■ **Listed entries**:
★ ★ ★ ★ ★

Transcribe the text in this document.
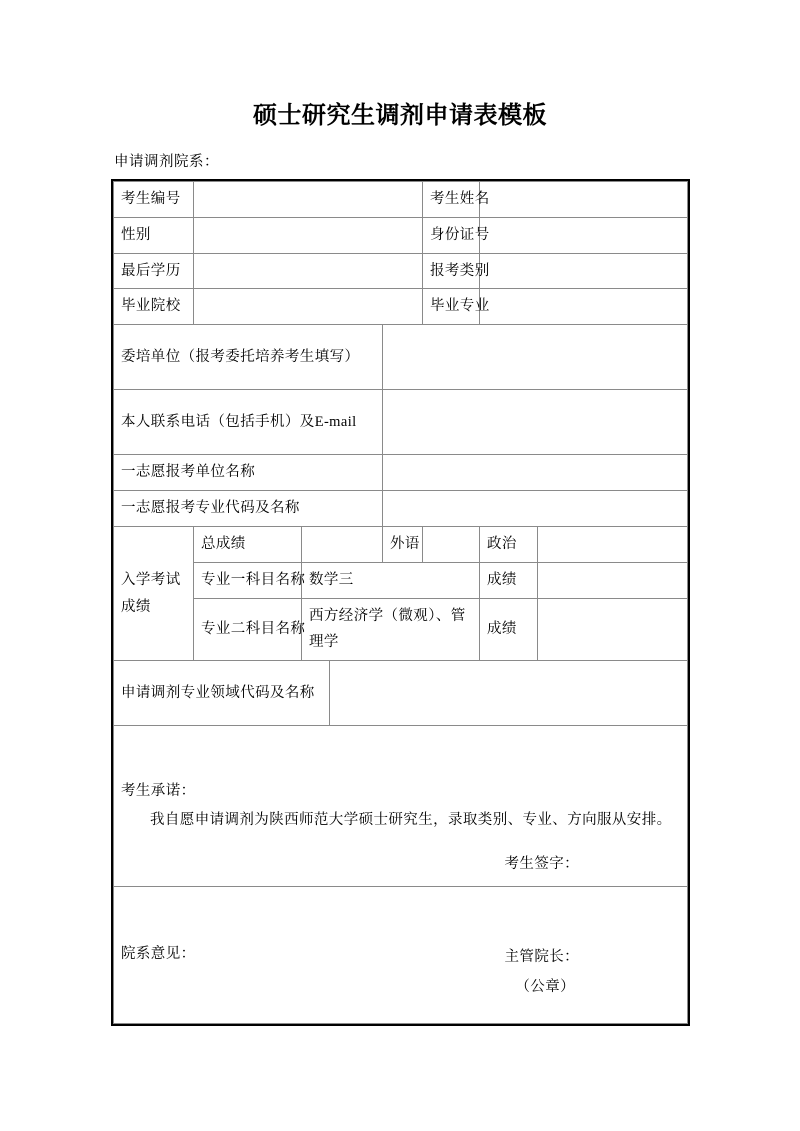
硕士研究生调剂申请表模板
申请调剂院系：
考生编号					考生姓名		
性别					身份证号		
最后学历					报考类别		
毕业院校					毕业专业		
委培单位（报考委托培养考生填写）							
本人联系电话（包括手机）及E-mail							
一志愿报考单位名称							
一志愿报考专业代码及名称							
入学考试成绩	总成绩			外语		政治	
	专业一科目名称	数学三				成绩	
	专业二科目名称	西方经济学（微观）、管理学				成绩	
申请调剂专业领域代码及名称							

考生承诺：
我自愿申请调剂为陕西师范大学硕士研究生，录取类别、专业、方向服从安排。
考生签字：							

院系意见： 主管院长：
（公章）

★ ★ ★ ★ ★

■ **Task to complete**:
Print the records word for word and exclude any picture they hold.

■ **Complete response**:
Transcribe the text in this document.
硕士研究生调剂申请表模板
申请调剂院系：
考生编号					考生姓名		
性别					身份证号		
最后学历					报考类别		
毕业院校					毕业专业		
委培单位（报考委托培养考生填写）							
本人联系电话（包括手机）及E-mail							
一志愿报考单位名称							
一志愿报考专业代码及名称							
入学考试成绩	总成绩			外语		政治	
	专业一科目名称	数学三				成绩	
	专业二科目名称	西方经济学（微观）、管理学				成绩	
申请调剂专业领域代码及名称							

考生承诺：
我自愿申请调剂为陕西师范大学硕士研究生，录取类别、专业、方向服从安排。
考生签字：							

院系意见： 主管院长：
（公章）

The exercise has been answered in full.